# GIVEN RECORDS:
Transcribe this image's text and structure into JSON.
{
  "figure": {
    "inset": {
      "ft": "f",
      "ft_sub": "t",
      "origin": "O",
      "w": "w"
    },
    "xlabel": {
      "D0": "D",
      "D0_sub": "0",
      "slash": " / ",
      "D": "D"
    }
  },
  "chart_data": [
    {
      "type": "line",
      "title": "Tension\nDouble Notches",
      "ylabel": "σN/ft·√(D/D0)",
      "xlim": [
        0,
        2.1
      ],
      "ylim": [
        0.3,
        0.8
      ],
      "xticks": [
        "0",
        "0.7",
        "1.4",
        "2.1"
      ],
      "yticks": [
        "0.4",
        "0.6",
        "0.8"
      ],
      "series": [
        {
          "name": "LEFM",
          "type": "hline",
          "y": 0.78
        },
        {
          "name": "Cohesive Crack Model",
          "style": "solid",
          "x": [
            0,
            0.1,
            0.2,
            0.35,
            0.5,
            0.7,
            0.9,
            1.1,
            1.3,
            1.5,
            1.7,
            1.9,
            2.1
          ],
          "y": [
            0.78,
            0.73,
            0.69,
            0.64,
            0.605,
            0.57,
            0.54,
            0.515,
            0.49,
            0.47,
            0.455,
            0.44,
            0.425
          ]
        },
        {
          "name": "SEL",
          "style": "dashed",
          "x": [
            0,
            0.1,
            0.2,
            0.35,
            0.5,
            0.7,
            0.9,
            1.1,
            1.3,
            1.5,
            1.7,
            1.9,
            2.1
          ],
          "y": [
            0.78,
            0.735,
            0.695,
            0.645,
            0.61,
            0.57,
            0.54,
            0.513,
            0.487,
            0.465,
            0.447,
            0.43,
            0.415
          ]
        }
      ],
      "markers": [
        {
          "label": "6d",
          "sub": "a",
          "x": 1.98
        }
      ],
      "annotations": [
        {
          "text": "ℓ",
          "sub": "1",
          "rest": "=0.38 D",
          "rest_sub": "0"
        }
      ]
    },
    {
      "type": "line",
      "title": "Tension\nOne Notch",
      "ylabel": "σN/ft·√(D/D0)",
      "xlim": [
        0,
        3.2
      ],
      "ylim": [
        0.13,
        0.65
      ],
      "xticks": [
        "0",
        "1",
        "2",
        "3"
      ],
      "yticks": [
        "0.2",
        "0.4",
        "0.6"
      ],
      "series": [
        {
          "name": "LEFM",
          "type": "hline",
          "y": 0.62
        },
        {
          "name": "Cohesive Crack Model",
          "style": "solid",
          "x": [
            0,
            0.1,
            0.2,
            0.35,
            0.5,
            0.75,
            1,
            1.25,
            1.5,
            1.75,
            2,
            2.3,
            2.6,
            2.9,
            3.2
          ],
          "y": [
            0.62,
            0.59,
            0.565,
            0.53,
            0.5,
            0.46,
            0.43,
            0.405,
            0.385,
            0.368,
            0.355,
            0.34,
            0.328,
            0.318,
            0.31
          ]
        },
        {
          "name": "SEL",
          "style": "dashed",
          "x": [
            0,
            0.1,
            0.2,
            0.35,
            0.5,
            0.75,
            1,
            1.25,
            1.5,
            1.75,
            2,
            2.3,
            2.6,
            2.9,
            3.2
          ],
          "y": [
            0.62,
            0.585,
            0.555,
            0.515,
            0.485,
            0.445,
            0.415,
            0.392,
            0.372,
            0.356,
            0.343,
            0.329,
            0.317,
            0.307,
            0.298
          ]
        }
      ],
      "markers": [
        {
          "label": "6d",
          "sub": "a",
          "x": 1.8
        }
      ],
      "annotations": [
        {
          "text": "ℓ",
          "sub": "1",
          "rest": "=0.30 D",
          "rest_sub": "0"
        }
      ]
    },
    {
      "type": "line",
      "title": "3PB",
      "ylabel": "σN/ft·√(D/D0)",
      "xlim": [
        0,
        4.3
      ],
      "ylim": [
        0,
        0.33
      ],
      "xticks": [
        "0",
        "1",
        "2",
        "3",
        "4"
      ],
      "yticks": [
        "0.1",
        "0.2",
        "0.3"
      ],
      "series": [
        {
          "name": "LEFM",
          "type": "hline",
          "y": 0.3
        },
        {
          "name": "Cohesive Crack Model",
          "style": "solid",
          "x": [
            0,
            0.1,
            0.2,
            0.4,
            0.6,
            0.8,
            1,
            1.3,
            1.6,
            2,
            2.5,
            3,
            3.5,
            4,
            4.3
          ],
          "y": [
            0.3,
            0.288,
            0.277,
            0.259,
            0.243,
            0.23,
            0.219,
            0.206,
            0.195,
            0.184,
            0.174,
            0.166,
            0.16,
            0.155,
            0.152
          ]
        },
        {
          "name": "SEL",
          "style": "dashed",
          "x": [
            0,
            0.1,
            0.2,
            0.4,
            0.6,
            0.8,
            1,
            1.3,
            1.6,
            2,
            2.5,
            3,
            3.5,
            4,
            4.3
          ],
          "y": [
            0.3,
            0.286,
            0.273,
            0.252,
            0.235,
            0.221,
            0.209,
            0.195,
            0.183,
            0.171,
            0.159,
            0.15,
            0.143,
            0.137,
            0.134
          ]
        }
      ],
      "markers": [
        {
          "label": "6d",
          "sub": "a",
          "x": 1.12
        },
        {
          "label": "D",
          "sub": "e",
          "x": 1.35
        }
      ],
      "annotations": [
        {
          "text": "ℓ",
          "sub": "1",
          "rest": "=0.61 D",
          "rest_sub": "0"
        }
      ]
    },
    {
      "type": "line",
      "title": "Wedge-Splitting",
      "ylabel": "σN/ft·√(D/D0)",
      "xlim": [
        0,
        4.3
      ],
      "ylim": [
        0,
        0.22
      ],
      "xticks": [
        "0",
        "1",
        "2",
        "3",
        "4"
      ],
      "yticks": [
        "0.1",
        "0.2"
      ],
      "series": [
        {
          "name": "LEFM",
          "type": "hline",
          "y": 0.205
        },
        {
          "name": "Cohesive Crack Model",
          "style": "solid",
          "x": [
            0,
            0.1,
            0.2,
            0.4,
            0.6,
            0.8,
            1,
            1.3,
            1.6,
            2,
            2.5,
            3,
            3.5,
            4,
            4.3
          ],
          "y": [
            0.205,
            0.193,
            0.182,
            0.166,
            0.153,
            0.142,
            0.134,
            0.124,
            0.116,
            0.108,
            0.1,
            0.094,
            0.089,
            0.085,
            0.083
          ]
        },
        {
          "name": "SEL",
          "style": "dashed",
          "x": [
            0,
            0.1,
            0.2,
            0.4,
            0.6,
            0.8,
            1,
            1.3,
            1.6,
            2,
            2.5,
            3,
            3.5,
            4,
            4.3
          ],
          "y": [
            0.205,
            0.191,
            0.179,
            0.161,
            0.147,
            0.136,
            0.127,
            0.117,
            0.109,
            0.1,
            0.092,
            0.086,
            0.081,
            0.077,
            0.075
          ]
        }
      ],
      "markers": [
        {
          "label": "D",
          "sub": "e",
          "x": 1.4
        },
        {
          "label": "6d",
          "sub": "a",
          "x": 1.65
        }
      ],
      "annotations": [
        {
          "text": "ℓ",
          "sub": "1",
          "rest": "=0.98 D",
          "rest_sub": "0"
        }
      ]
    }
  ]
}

# TASK TO COMPLETE:
Every entry above needs to be quoted exactly.

# RESPONSE:
Transcribe this image's text and structure into JSON.
{
  "figure": {
    "inset": {
      "ft": "f",
      "ft_sub": "t",
      "origin": "O",
      "w": "w"
    },
    "xlabel": {
      "D0": "D",
      "D0_sub": "0",
      "slash": " / ",
      "D": "D"
    }
  },
  "chart_data": [
    {
      "type": "line",
      "title": "Tension\nDouble Notches",
      "ylabel": "σN/ft·√(D/D0)",
      "xlim": [
        0,
        2.1
      ],
      "ylim": [
        0.3,
        0.8
      ],
      "xticks": [
        "0",
        "0.7",
        "1.4",
        "2.1"
      ],
      "yticks": [
        "0.4",
        "0.6",
        "0.8"
      ],
      "series": [
        {
          "name": "LEFM",
          "type": "hline",
          "y": 0.78
        },
        {
          "name": "Cohesive Crack Model",
          "style": "solid",
          "x": [
            0,
            0.1,
            0.2,
            0.35,
            0.5,
            0.7,
            0.9,
            1.1,
            1.3,
            1.5,
            1.7,
            1.9,
            2.1
          ],
          "y": [
            0.78,
            0.73,
            0.69,
            0.64,
            0.605,
            0.57,
            0.54,
            0.515,
            0.49,
            0.47,
            0.455,
            0.44,
            0.425
          ]
        },
        {
          "name": "SEL",
          "style": "dashed",
          "x": [
            0,
            0.1,
            0.2,
            0.35,
            0.5,
            0.7,
            0.9,
            1.1,
            1.3,
            1.5,
            1.7,
            1.9,
            2.1
          ],
          "y": [
            0.78,
            0.735,
            0.695,
            0.645,
            0.61,
            0.57,
            0.54,
            0.513,
            0.487,
            0.465,
            0.447,
            0.43,
            0.415
          ]
        }
      ],
      "markers": [
        {
          "label": "6d",
          "sub": "a",
          "x": 1.98
        }
      ],
      "annotations": [
        {
          "text": "ℓ",
          "sub": "1",
          "rest": "=0.38 D",
          "rest_sub": "0"
        }
      ]
    },
    {
      "type": "line",
      "title": "Tension\nOne Notch",
      "ylabel": "σN/ft·√(D/D0)",
      "xlim": [
        0,
        3.2
      ],
      "ylim": [
        0.13,
        0.65
      ],
      "xticks": [
        "0",
        "1",
        "2",
        "3"
      ],
      "yticks": [
        "0.2",
        "0.4",
        "0.6"
      ],
      "series": [
        {
          "name": "LEFM",
          "type": "hline",
          "y": 0.62
        },
        {
          "name": "Cohesive Crack Model",
          "style": "solid",
          "x": [
            0,
            0.1,
            0.2,
            0.35,
            0.5,
            0.75,
            1,
            1.25,
            1.5,
            1.75,
            2,
            2.3,
            2.6,
            2.9,
            3.2
          ],
          "y": [
            0.62,
            0.59,
            0.565,
            0.53,
            0.5,
            0.46,
            0.43,
            0.405,
            0.385,
            0.368,
            0.355,
            0.34,
            0.328,
            0.318,
            0.31
          ]
        },
        {
          "name": "SEL",
          "style": "dashed",
          "x": [
            0,
            0.1,
            0.2,
            0.35,
            0.5,
            0.75,
            1,
            1.25,
            1.5,
            1.75,
            2,
            2.3,
            2.6,
            2.9,
            3.2
          ],
          "y": [
            0.62,
            0.585,
            0.555,
            0.515,
            0.485,
            0.445,
            0.415,
            0.392,
            0.372,
            0.356,
            0.343,
            0.329,
            0.317,
            0.307,
            0.298
          ]
        }
      ],
      "markers": [
        {
          "label": "6d",
          "sub": "a",
          "x": 1.8
        }
      ],
      "annotations": [
        {
          "text": "ℓ",
          "sub": "1",
          "rest": "=0.30 D",
          "rest_sub": "0"
        }
      ]
    },
    {
      "type": "line",
      "title": "3PB",
      "ylabel": "σN/ft·√(D/D0)",
      "xlim": [
        0,
        4.3
      ],
      "ylim": [
        0,
        0.33
      ],
      "xticks": [
        "0",
        "1",
        "2",
        "3",
        "4"
      ],
      "yticks": [
        "0.1",
        "0.2",
        "0.3"
      ],
      "series": [
        {
          "name": "LEFM",
          "type": "hline",
          "y": 0.3
        },
        {
          "name": "Cohesive Crack Model",
          "style": "solid",
          "x": [
            0,
            0.1,
            0.2,
            0.4,
            0.6,
            0.8,
            1,
            1.3,
            1.6,
            2,
            2.5,
            3,
            3.5,
            4,
            4.3
          ],
          "y": [
            0.3,
            0.288,
            0.277,
            0.259,
            0.243,
            0.23,
            0.219,
            0.206,
            0.195,
            0.184,
            0.174,
            0.166,
            0.16,
            0.155,
            0.152
          ]
        },
        {
          "name": "SEL",
          "style": "dashed",
          "x": [
            0,
            0.1,
            0.2,
            0.4,
            0.6,
            0.8,
            1,
            1.3,
            1.6,
            2,
            2.5,
            3,
            3.5,
            4,
            4.3
          ],
          "y": [
            0.3,
            0.286,
            0.273,
            0.252,
            0.235,
            0.221,
            0.209,
            0.195,
            0.183,
            0.171,
            0.159,
            0.15,
            0.143,
            0.137,
            0.134
          ]
        }
      ],
      "markers": [
        {
          "label": "6d",
          "sub": "a",
          "x": 1.12
        },
        {
          "label": "D",
          "sub": "e",
          "x": 1.35
        }
      ],
      "annotations": [
        {
          "text": "ℓ",
          "sub": "1",
          "rest": "=0.61 D",
          "rest_sub": "0"
        }
      ]
    },
    {
      "type": "line",
      "title": "Wedge-Splitting",
      "ylabel": "σN/ft·√(D/D0)",
      "xlim": [
        0,
        4.3
      ],
      "ylim": [
        0,
        0.22
      ],
      "xticks": [
        "0",
        "1",
        "2",
        "3",
        "4"
      ],
      "yticks": [
        "0.1",
        "0.2"
      ],
      "series": [
        {
          "name": "LEFM",
          "type": "hline",
          "y": 0.205
        },
        {
          "name": "Cohesive Crack Model",
          "style": "solid",
          "x": [
            0,
            0.1,
            0.2,
            0.4,
            0.6,
            0.8,
            1,
            1.3,
            1.6,
            2,
            2.5,
            3,
            3.5,
            4,
            4.3
          ],
          "y": [
            0.205,
            0.193,
            0.182,
            0.166,
            0.153,
            0.142,
            0.134,
            0.124,
            0.116,
            0.108,
            0.1,
            0.094,
            0.089,
            0.085,
            0.083
          ]
        },
        {
          "name": "SEL",
          "style": "dashed",
          "x": [
            0,
            0.1,
            0.2,
            0.4,
            0.6,
            0.8,
            1,
            1.3,
            1.6,
            2,
            2.5,
            3,
            3.5,
            4,
            4.3
          ],
          "y": [
            0.205,
            0.191,
            0.179,
            0.161,
            0.147,
            0.136,
            0.127,
            0.117,
            0.109,
            0.1,
            0.092,
            0.086,
            0.081,
            0.077,
            0.075
          ]
        }
      ],
      "markers": [
        {
          "label": "D",
          "sub": "e",
          "x": 1.4
        },
        {
          "label": "6d",
          "sub": "a",
          "x": 1.65
        }
      ],
      "annotations": [
        {
          "text": "ℓ",
          "sub": "1",
          "rest": "=0.98 D",
          "rest_sub": "0"
        }
      ]
    }
  ]
}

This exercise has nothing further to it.